> _JOB_
Identify and copy all lines of the material where the string "much" is found.

> _EXTRACTED ENTRIES_
┏━━

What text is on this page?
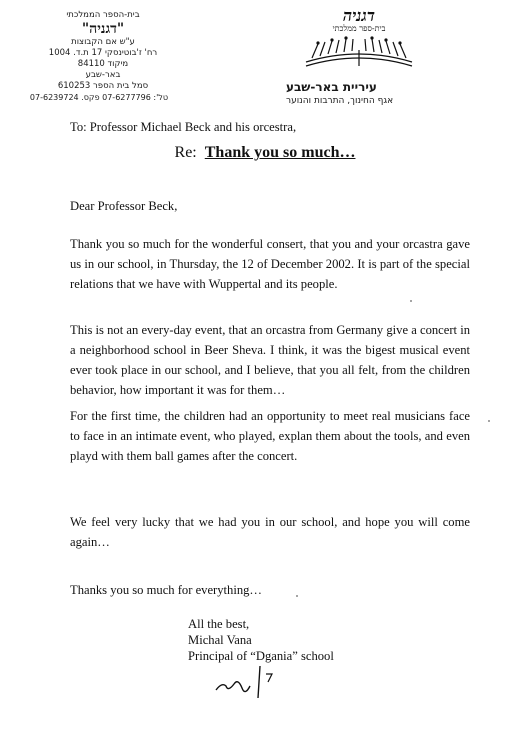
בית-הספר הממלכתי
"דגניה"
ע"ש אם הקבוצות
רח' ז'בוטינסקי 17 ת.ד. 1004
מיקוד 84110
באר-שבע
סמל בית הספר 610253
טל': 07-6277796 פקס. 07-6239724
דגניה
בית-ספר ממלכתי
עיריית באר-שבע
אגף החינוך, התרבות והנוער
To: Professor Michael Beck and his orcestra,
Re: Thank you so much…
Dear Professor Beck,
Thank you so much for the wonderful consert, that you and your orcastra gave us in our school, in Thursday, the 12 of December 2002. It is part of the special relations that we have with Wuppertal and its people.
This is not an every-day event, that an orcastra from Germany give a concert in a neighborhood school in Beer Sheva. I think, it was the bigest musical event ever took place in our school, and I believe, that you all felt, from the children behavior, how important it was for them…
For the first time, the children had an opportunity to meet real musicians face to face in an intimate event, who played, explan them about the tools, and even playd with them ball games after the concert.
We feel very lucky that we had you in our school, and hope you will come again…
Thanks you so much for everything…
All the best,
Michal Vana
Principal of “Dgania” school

┗━━
┏━━

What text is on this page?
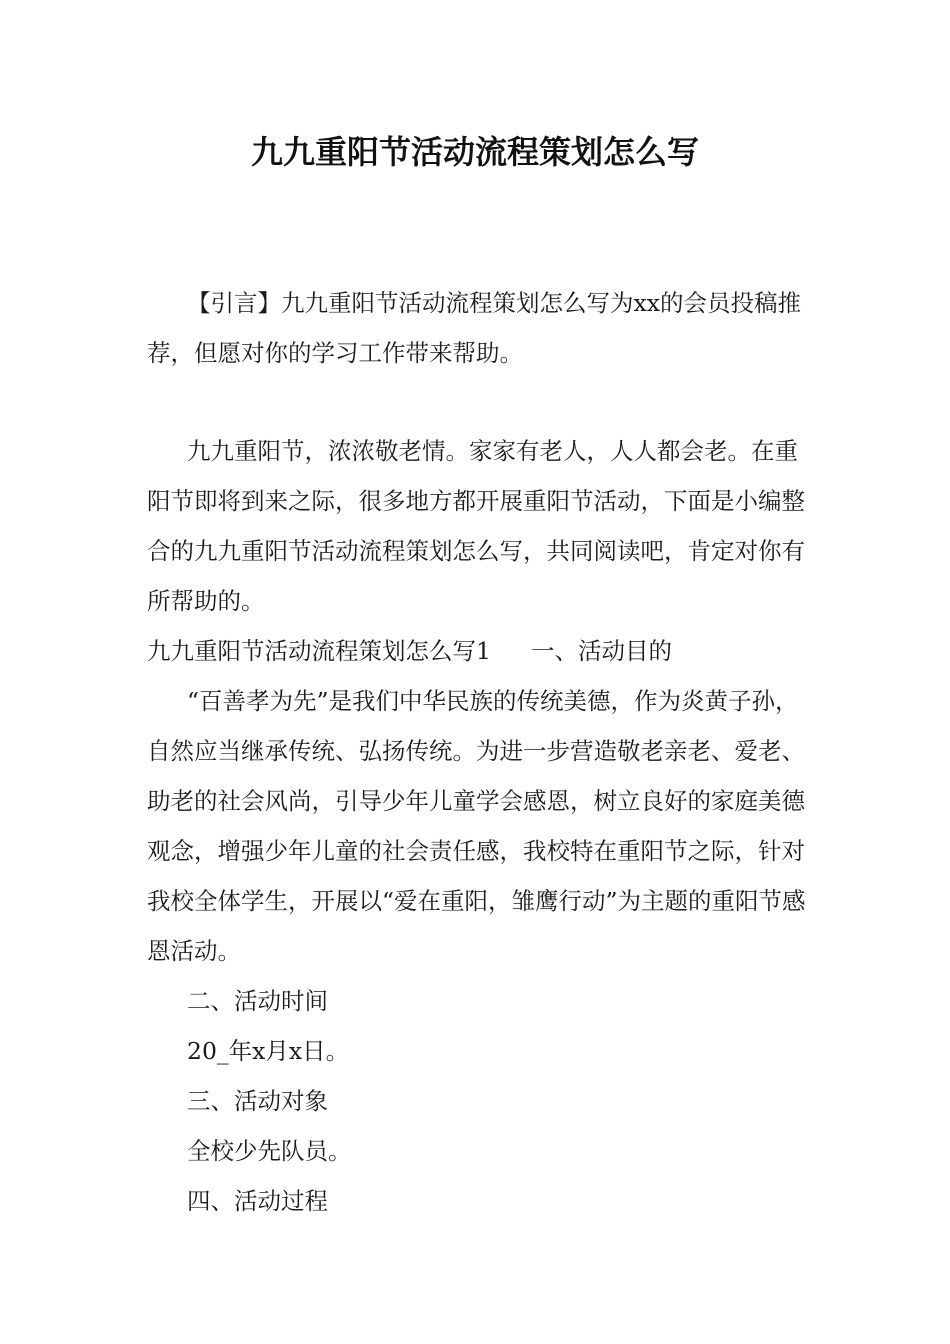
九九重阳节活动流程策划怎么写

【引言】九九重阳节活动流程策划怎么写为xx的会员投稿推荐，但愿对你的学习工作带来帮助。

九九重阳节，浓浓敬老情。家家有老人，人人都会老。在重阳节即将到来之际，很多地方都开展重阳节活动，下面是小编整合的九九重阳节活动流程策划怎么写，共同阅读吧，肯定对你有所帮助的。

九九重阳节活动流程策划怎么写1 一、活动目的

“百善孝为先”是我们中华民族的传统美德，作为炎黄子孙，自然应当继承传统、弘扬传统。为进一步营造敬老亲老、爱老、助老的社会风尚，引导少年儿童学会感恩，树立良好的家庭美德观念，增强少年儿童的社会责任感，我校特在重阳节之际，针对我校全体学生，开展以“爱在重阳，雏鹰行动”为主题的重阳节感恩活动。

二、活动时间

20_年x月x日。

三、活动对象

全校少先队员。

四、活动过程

┗━━

> _WORKED ANSWER_
Re: Thank you so much…
Thank you so much for the wonderful consert, that you and your orcastra gave us in our school, in Thursday, the 12 of December 2002. It is part of the special relations that we have with Wuppertal and its people.
Thanks you so much for everything…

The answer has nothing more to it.